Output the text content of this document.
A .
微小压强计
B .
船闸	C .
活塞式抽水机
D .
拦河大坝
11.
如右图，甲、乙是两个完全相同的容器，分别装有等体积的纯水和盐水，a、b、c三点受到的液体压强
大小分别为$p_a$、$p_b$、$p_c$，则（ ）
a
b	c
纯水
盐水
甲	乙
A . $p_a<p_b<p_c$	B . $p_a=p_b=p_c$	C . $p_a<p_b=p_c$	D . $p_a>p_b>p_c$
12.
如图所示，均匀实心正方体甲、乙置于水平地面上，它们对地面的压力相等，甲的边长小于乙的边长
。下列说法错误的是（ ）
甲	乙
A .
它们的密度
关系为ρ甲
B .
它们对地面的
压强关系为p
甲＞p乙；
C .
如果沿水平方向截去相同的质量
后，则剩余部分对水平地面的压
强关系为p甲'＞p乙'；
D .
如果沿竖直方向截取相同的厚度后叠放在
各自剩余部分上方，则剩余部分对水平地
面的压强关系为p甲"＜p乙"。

= = = = = = =

> PROMPT
Return every entry verbatim.

> SOLUTION FOR THIS TASK
Output the text content of this document.
A .
微小压强计
B .
船闸	C .
活塞式抽水机
D .
拦河大坝
11.
如右图，甲、乙是两个完全相同的容器，分别装有等体积的纯水和盐水，a、b、c三点受到的液体压强
大小分别为$p_a$、$p_b$、$p_c$，则（ ）
a
b	c
纯水
盐水
甲	乙
A . $p_a<p_b<p_c$	B . $p_a=p_b=p_c$	C . $p_a<p_b=p_c$	D . $p_a>p_b>p_c$
12.
如图所示，均匀实心正方体甲、乙置于水平地面上，它们对地面的压力相等，甲的边长小于乙的边长
。下列说法错误的是（ ）
甲	乙
A .
它们的密度
关系为ρ甲
B .
它们对地面的
压强关系为p
甲＞p乙；
C .
如果沿水平方向截去相同的质量
后，则剩余部分对水平地面的压
强关系为p甲'＞p乙'；
D .
如果沿竖直方向截取相同的厚度后叠放在
各自剩余部分上方，则剩余部分对水平地
面的压强关系为p甲"＜p乙"。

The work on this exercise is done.